## Dataset rows
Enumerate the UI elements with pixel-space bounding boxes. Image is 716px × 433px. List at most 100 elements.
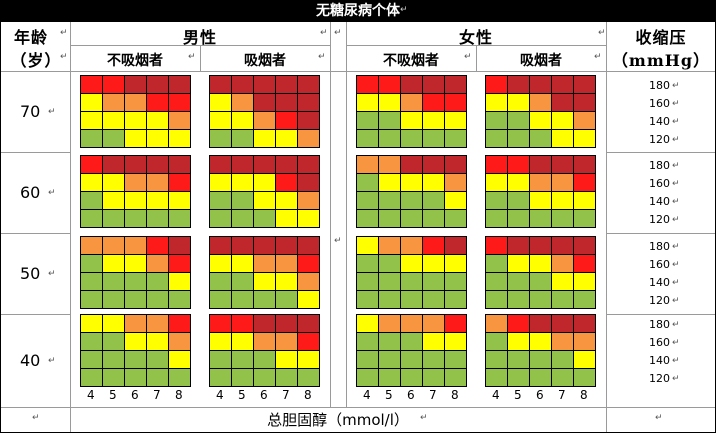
risk-cell [401, 130, 422, 147]
risk-cell [254, 237, 275, 254]
paragraph-mark: ↵ [655, 413, 663, 423]
risk-grid [80, 236, 191, 309]
risk-cell [357, 112, 378, 129]
risk-cell [169, 192, 190, 209]
risk-cell [298, 156, 319, 173]
risk-cell [379, 76, 400, 93]
risk-cell [379, 255, 400, 272]
cholesterol-tick: 8 [175, 388, 183, 402]
risk-cell [210, 130, 231, 147]
risk-cell [210, 273, 231, 290]
risk-cell [423, 76, 444, 93]
risk-cell [276, 94, 297, 111]
risk-cell [445, 273, 466, 290]
cholesterol-tick: 4 [216, 388, 224, 402]
cholesterol-tick: 5 [385, 388, 393, 402]
risk-cell [357, 369, 378, 386]
risk-cell [401, 237, 422, 254]
risk-cell [210, 333, 231, 350]
paragraph-mark: ↵ [48, 106, 56, 117]
risk-cell [147, 174, 168, 191]
risk-cell [530, 315, 551, 332]
risk-cell [147, 130, 168, 147]
divider [1, 233, 70, 234]
risk-cell [210, 291, 231, 308]
risk-cell [169, 273, 190, 290]
risk-cell [81, 351, 102, 368]
risk-cell [125, 192, 146, 209]
risk-cell [276, 333, 297, 350]
risk-cell [81, 130, 102, 147]
risk-cell [81, 291, 102, 308]
risk-cell [508, 369, 529, 386]
risk-cell [210, 174, 231, 191]
risk-cell [276, 174, 297, 191]
risk-cell [81, 174, 102, 191]
risk-cell [423, 291, 444, 308]
risk-cell [357, 94, 378, 111]
risk-cell [125, 210, 146, 227]
risk-cell [379, 369, 400, 386]
female-header: 女性 [458, 28, 493, 47]
risk-cell [169, 255, 190, 272]
risk-cell [169, 333, 190, 350]
divider [606, 152, 715, 153]
risk-cell [232, 369, 253, 386]
risk-cell [210, 369, 231, 386]
risk-cell [254, 76, 275, 93]
risk-cell [530, 333, 551, 350]
risk-cell [103, 333, 124, 350]
paragraph-mark: ↵ [672, 99, 680, 109]
age-header: 年龄 [14, 28, 49, 47]
risk-cell [379, 156, 400, 173]
divider [606, 314, 715, 315]
cholesterol-tick: 8 [451, 388, 459, 402]
risk-cell [298, 369, 319, 386]
risk-cell [423, 94, 444, 111]
risk-cell [298, 76, 319, 93]
risk-cell [379, 210, 400, 227]
risk-cell [103, 255, 124, 272]
risk-cell [103, 237, 124, 254]
cholesterol-tick: 7 [153, 388, 161, 402]
risk-grid [485, 314, 596, 387]
paragraph-mark: ↵ [672, 242, 680, 252]
bp-label: 160 [649, 97, 670, 110]
risk-cell [210, 255, 231, 272]
risk-cell [445, 174, 466, 191]
divider [476, 45, 477, 71]
risk-cell [357, 351, 378, 368]
cholesterol-tick: 5 [109, 388, 117, 402]
risk-cell [423, 255, 444, 272]
risk-cell [574, 333, 595, 350]
cholesterol-tick: 8 [580, 388, 588, 402]
risk-cell [486, 210, 507, 227]
risk-cell [276, 255, 297, 272]
risk-cell [232, 255, 253, 272]
paragraph-mark: ↵ [672, 260, 680, 270]
divider [200, 45, 201, 71]
risk-cell [486, 291, 507, 308]
risk-grid [356, 155, 467, 228]
risk-cell [254, 210, 275, 227]
risk-cell [125, 174, 146, 191]
risk-cell [298, 130, 319, 147]
risk-cell [445, 94, 466, 111]
risk-cell [254, 315, 275, 332]
risk-cell [401, 112, 422, 129]
risk-grid [485, 236, 596, 309]
risk-grid [485, 75, 596, 148]
risk-cell [81, 192, 102, 209]
divider [330, 22, 331, 407]
cholesterol-tick: 7 [558, 388, 566, 402]
bp-label: 120 [649, 133, 670, 146]
risk-cell [423, 210, 444, 227]
risk-cell [254, 174, 275, 191]
risk-cell [298, 333, 319, 350]
male-smoker-header: 吸烟者 [244, 53, 286, 69]
risk-cell [232, 351, 253, 368]
risk-cell [147, 237, 168, 254]
bp-label: 120 [649, 213, 670, 226]
risk-cell [357, 130, 378, 147]
risk-cell [169, 174, 190, 191]
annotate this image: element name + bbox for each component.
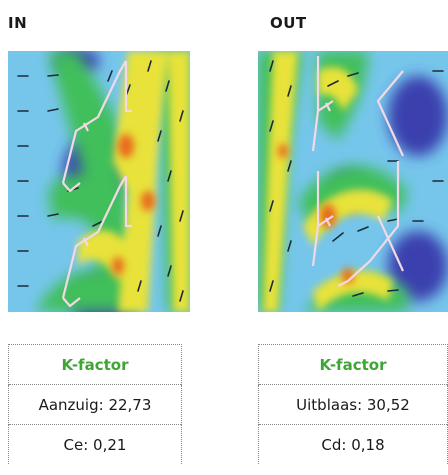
cd-value: Cd: 0,18: [258, 424, 448, 464]
k-factor-header: K-factor: [258, 344, 448, 385]
ce-value: Ce: 0,21: [8, 424, 182, 464]
uitblaas-value: Uitblaas: 30,52: [258, 384, 448, 425]
k-factor-table-out: K-factor Uitblaas: 30,52 Cd: 0,18: [258, 344, 448, 464]
panel-title-out: OUT: [270, 14, 307, 32]
k-factor-header: K-factor: [8, 344, 182, 385]
flow-simulation-in-image: [8, 51, 190, 312]
flow-simulation-out-image: [258, 51, 448, 312]
k-factor-table-in: K-factor Aanzuig: 22,73 Ce: 0,21: [8, 344, 182, 464]
aanzuig-value: Aanzuig: 22,73: [8, 384, 182, 425]
panel-title-in: IN: [8, 14, 28, 32]
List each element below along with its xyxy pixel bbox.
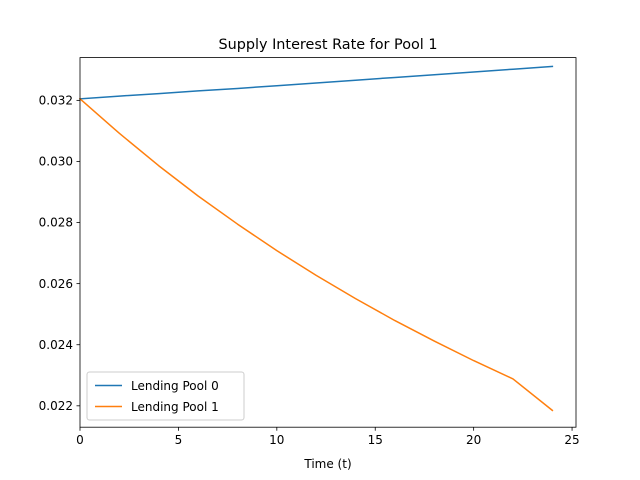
- series-line-1: [78, 97, 554, 412]
- axes-frame: [79, 57, 577, 428]
- legend: Lending Pool 0 Lending Pool 1: [86, 371, 245, 421]
- y-axis: 0.022 0.024 0.026 0.028 0.030 0.032: [39, 94, 80, 413]
- x-axis-label: Time (t): [303, 457, 351, 471]
- x-tick-label: 20: [466, 433, 481, 447]
- x-axis: 0 5 10 15 20 25: [76, 427, 580, 447]
- y-tick-label: 0.032: [39, 94, 73, 108]
- x-tick-label: 25: [564, 433, 579, 447]
- legend-label-0: Lending Pool 0: [131, 379, 219, 393]
- x-tick-label: 5: [175, 433, 183, 447]
- plot-area: [78, 65, 554, 412]
- y-tick-label: 0.022: [39, 399, 73, 413]
- x-tick-label: 15: [368, 433, 383, 447]
- y-tick-label: 0.024: [39, 338, 73, 352]
- y-tick-label: 0.030: [39, 155, 73, 169]
- legend-frame: [86, 371, 245, 421]
- x-tick-label: 0: [76, 433, 84, 447]
- chart-title: Supply Interest Rate for Pool 1: [218, 37, 437, 53]
- legend-label-1: Lending Pool 1: [131, 400, 219, 414]
- y-tick-label: 0.028: [39, 216, 73, 230]
- x-tick-label: 10: [269, 433, 284, 447]
- series-line-0: [79, 65, 554, 100]
- y-tick-label: 0.026: [39, 277, 73, 291]
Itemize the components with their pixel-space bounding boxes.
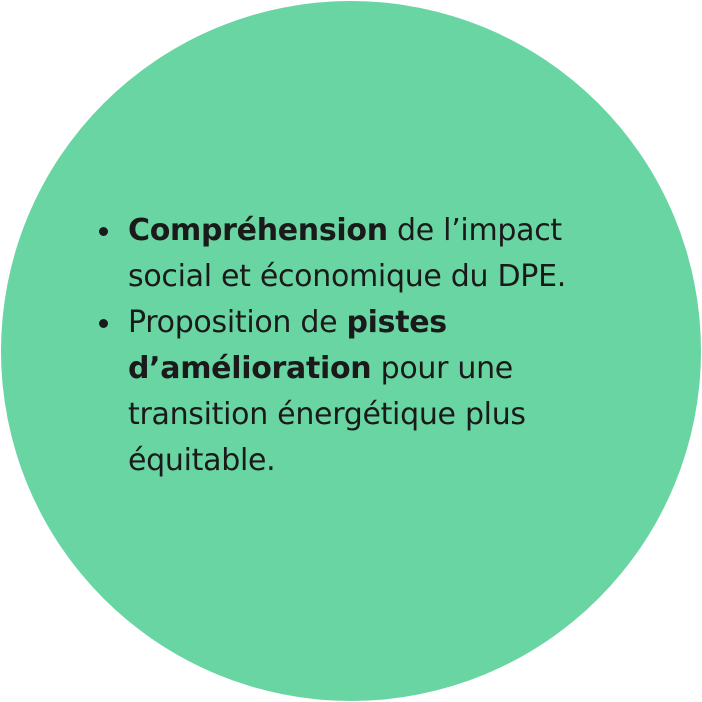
bullet-list: Compréhension de l’impact social et écon… — [96, 208, 596, 484]
bullet-dot-icon — [99, 319, 108, 328]
bullet-item-comprehension: Compréhension de l’impact social et écon… — [96, 208, 596, 300]
bullet-2-bold-text: pistes d’amélioration — [128, 305, 447, 386]
bullet-1-text: de l’impact social et économique du DPE. — [128, 213, 566, 294]
bullet-2-lead-text: Proposition de — [128, 305, 347, 340]
bullet-2-text: pour une transition énergétique plus équ… — [128, 351, 526, 478]
bullet-item-proposition: Proposition de pistes d’amélioration pou… — [96, 300, 596, 484]
bullet-1-bold-text: Compréhension — [128, 213, 388, 248]
bullet-dot-icon — [99, 227, 108, 236]
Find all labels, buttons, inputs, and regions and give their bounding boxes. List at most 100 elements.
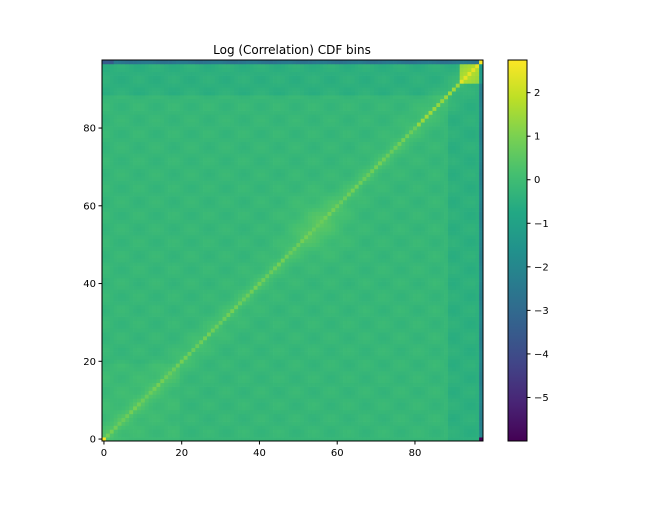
heatmap-cell: [409, 382, 414, 387]
heatmap-cell: [234, 332, 239, 337]
heatmap-cell: [199, 273, 204, 279]
heatmap-cell: [273, 359, 278, 364]
heatmap-cell: [374, 429, 379, 434]
heatmap-cell: [148, 406, 153, 411]
heatmap-cell: [284, 312, 289, 317]
heatmap-cell: [273, 258, 278, 263]
heatmap-cell: [323, 437, 328, 442]
heatmap-cell: [300, 336, 305, 341]
heatmap-cell: [385, 347, 391, 352]
heatmap-cell: [276, 269, 282, 275]
heatmap-cell: [253, 347, 258, 352]
heatmap-cell: [366, 433, 371, 438]
heatmap-cell: [451, 266, 457, 271]
heatmap-cell: [463, 406, 468, 411]
heatmap-cell: [335, 250, 340, 255]
heatmap-cell: [354, 258, 359, 263]
heatmap-cell: [292, 320, 297, 325]
heatmap-cell: [199, 351, 204, 356]
heatmap-cell: [140, 402, 146, 407]
heatmap-cell: [199, 246, 204, 251]
heatmap-cell: [420, 297, 426, 302]
heatmap-cell: [448, 273, 453, 279]
heatmap-cell: [366, 308, 371, 314]
heatmap-cell: [416, 343, 422, 349]
heatmap-cell: [179, 394, 184, 399]
heatmap-cell: [257, 289, 262, 294]
heatmap-cell: [284, 328, 289, 333]
heatmap-cell: [397, 394, 402, 399]
heatmap-cell: [164, 409, 169, 415]
heatmap-cell: [261, 429, 266, 434]
heatmap-cell: [358, 386, 363, 391]
heatmap-cell: [226, 301, 231, 306]
heatmap-cell: [160, 406, 165, 411]
heatmap-cell: [339, 409, 344, 415]
heatmap-cell: [358, 343, 363, 349]
heatmap-cell: [183, 262, 188, 267]
heatmap-cell: [203, 250, 208, 255]
heatmap-cell: [362, 363, 367, 368]
heatmap-cell: [424, 339, 429, 345]
heatmap-cell: [358, 281, 363, 286]
heatmap-cell: [432, 367, 437, 372]
heatmap-cell: [133, 297, 138, 302]
heatmap-cell: [323, 250, 328, 255]
heatmap-cell: [331, 394, 336, 399]
heatmap-cell: [378, 355, 383, 360]
heatmap-cell: [323, 406, 328, 411]
heatmap-cell: [327, 425, 332, 430]
heatmap-cell: [451, 339, 457, 345]
heatmap-cell: [428, 246, 433, 251]
heatmap-cell: [238, 425, 243, 430]
heatmap-cell: [210, 246, 216, 251]
heatmap-cell: [467, 277, 472, 282]
heatmap-cell: [140, 363, 146, 368]
heatmap-cell: [164, 378, 169, 384]
heatmap-cell: [455, 246, 461, 251]
heatmap-cell: [280, 425, 286, 430]
heatmap-cell: [475, 343, 480, 349]
heatmap-cell: [428, 339, 433, 345]
heatmap-cell: [358, 382, 363, 387]
heatmap-cell: [148, 371, 153, 376]
heatmap-cell: [230, 437, 235, 442]
heatmap-cell: [168, 312, 173, 317]
heatmap-cell: [471, 328, 476, 333]
heatmap-cell: [416, 351, 422, 356]
heatmap-cell: [381, 421, 387, 426]
heatmap-cell: [319, 312, 324, 317]
heatmap-cell: [199, 382, 204, 387]
heatmap-cell: [350, 351, 356, 356]
heatmap-cell: [261, 332, 266, 337]
heatmap-cell: [222, 328, 227, 333]
heatmap-cell: [261, 413, 266, 419]
heatmap-cell: [420, 328, 426, 333]
heatmap-cell: [385, 374, 391, 380]
heatmap-cell: [269, 254, 274, 259]
heatmap-cell: [195, 398, 200, 403]
heatmap-cell: [121, 374, 126, 380]
heatmap-cell: [234, 390, 239, 395]
heatmap-cell: [218, 343, 223, 349]
heatmap-cell: [245, 367, 251, 372]
heatmap-cell: [222, 417, 227, 422]
heatmap-cell: [335, 378, 340, 384]
heatmap-cell: [428, 277, 433, 282]
heatmap-cell: [323, 312, 328, 317]
heatmap-cell: [276, 262, 282, 267]
heatmap-cell: [444, 281, 449, 286]
heatmap-cell: [401, 308, 406, 314]
heatmap-cell: [125, 382, 130, 387]
heatmap-cell: [397, 402, 402, 407]
heatmap-cell: [463, 429, 468, 434]
heatmap-cell: [269, 359, 274, 364]
heatmap-cell: [315, 343, 321, 349]
heatmap-cell: [257, 250, 262, 255]
heatmap-cell: [276, 347, 282, 352]
heatmap-cell: [265, 378, 270, 384]
heatmap-cell: [245, 328, 251, 333]
heatmap-cell: [440, 289, 445, 294]
heatmap-cell: [160, 421, 165, 426]
heatmap-cell: [424, 398, 429, 403]
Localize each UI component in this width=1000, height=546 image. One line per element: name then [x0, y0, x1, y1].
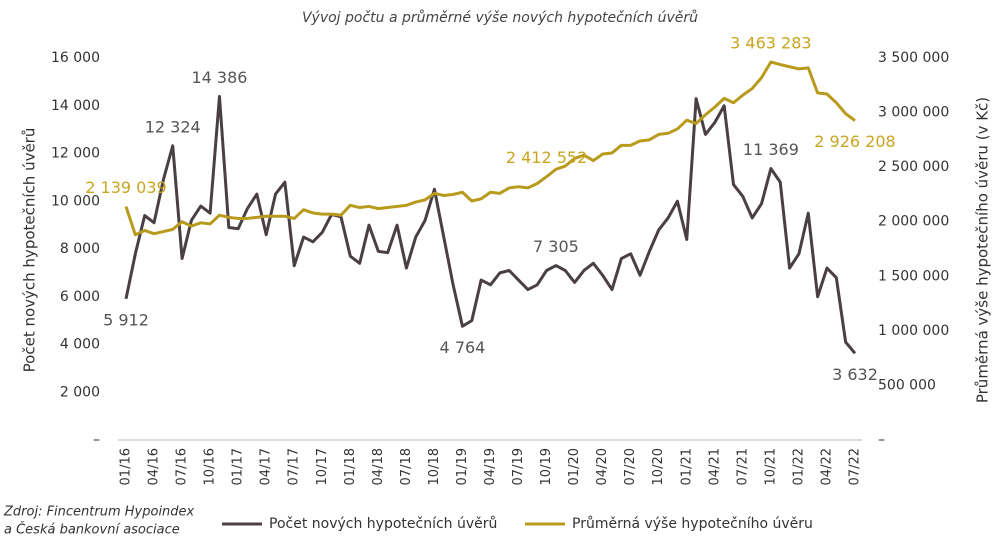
y2-tick-label: 2 500 000: [878, 159, 949, 175]
source-note: Zdroj: Fincentrum Hypoindex: [3, 505, 195, 520]
y-tick-label: 4 000: [60, 337, 100, 353]
y2-tick-label: 3 000 000: [878, 105, 949, 121]
x-tick-label: 10/20: [651, 448, 666, 485]
y-tick-label: 12 000: [51, 146, 100, 162]
data-label: 11 369: [743, 140, 799, 159]
data-label: 4 764: [440, 338, 486, 357]
x-tick-label: 07/19: [511, 448, 526, 485]
x-tick-label: 01/19: [455, 448, 470, 485]
x-tick-label: 07/21: [735, 448, 750, 485]
data-label: 2 139 039: [85, 178, 166, 197]
x-tick-label: 04/18: [371, 448, 386, 485]
chart-title: Vývoj počtu a průměrné výše nových hypot…: [302, 10, 698, 26]
y2-axis-title: Průměrná výše hypotečního úvěru (v Kč): [974, 97, 992, 403]
x-tick-label: 04/17: [259, 448, 274, 485]
data-label: 3 463 283: [730, 34, 811, 53]
legend-label: Počet nových hypotečních úvěrů: [269, 516, 497, 532]
y-tick-label: 10 000: [51, 193, 100, 209]
y2-tick-label: –: [878, 432, 885, 448]
y2-tick-label: 500 000: [878, 377, 936, 393]
x-tick-label: 07/16: [175, 448, 190, 485]
x-tick-label: 04/19: [483, 448, 498, 485]
x-tick-label: 01/16: [119, 448, 134, 485]
data-label: 12 324: [145, 117, 201, 136]
x-tick-label: 10/17: [315, 448, 330, 485]
x-tick-label: 01/21: [679, 448, 694, 485]
x-tick-label: 01/17: [231, 448, 246, 485]
x-tick-label: 07/22: [848, 448, 863, 485]
x-tick-label: 10/19: [539, 448, 554, 485]
x-tick-label: 04/21: [707, 448, 722, 485]
x-tick-label: 01/20: [567, 448, 582, 485]
y2-tick-label: 1 500 000: [878, 268, 949, 284]
y-tick-label: –: [93, 432, 100, 448]
x-tick-label: 10/18: [427, 448, 442, 485]
y-tick-label: 8 000: [60, 241, 100, 257]
data-label: 2 412 552: [506, 148, 587, 167]
y2-tick-label: 3 500 000: [878, 50, 949, 66]
x-tick-label: 10/16: [203, 448, 218, 485]
x-tick-label: 10/21: [763, 448, 778, 485]
y-tick-label: 2 000: [60, 384, 100, 400]
data-label: 3 632: [832, 365, 878, 384]
data-label: 14 386: [191, 68, 247, 87]
data-label: 2 926 208: [814, 132, 895, 151]
x-tick-label: 07/20: [623, 448, 638, 485]
x-tick-label: 07/17: [287, 448, 302, 485]
series-line: [124, 95, 857, 355]
x-tick-label: 04/16: [147, 448, 162, 485]
source-note: a Česká bankovní asociace: [4, 522, 180, 538]
y-axis-title: Počet nových hypotečních úvěrů: [21, 128, 39, 373]
series-line: [124, 60, 856, 237]
x-tick-label: 01/18: [343, 448, 358, 485]
x-tick-label: 04/22: [819, 448, 834, 485]
legend-label: Průměrná výše hypotečního úvěru: [572, 516, 813, 532]
y-tick-label: 16 000: [51, 50, 100, 66]
x-tick-label: 04/20: [595, 448, 610, 485]
data-label: 7 305: [533, 237, 579, 256]
data-label: 5 912: [103, 310, 149, 329]
y-tick-label: 14 000: [51, 98, 100, 114]
y2-tick-label: 1 000 000: [878, 323, 949, 339]
x-tick-label: 01/22: [791, 448, 806, 485]
x-tick-label: 07/18: [399, 448, 414, 485]
y2-tick-label: 2 000 000: [878, 214, 949, 230]
y-tick-label: 6 000: [60, 289, 100, 305]
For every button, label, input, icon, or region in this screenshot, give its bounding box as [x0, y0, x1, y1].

## What you have to do
Reproduce the listing lines verbatim, beginning at the line that contains "heatmap-cell: [409, 382, 414, 387]" and stopping after the line that contains "heatmap-cell: [199, 351, 204, 356]".

## Task output
heatmap-cell: [409, 382, 414, 387]
heatmap-cell: [234, 332, 239, 337]
heatmap-cell: [199, 273, 204, 279]
heatmap-cell: [273, 359, 278, 364]
heatmap-cell: [374, 429, 379, 434]
heatmap-cell: [148, 406, 153, 411]
heatmap-cell: [284, 312, 289, 317]
heatmap-cell: [273, 258, 278, 263]
heatmap-cell: [323, 437, 328, 442]
heatmap-cell: [300, 336, 305, 341]
heatmap-cell: [385, 347, 391, 352]
heatmap-cell: [276, 269, 282, 275]
heatmap-cell: [253, 347, 258, 352]
heatmap-cell: [366, 433, 371, 438]
heatmap-cell: [451, 266, 457, 271]
heatmap-cell: [463, 406, 468, 411]
heatmap-cell: [335, 250, 340, 255]
heatmap-cell: [354, 258, 359, 263]
heatmap-cell: [292, 320, 297, 325]
heatmap-cell: [199, 351, 204, 356]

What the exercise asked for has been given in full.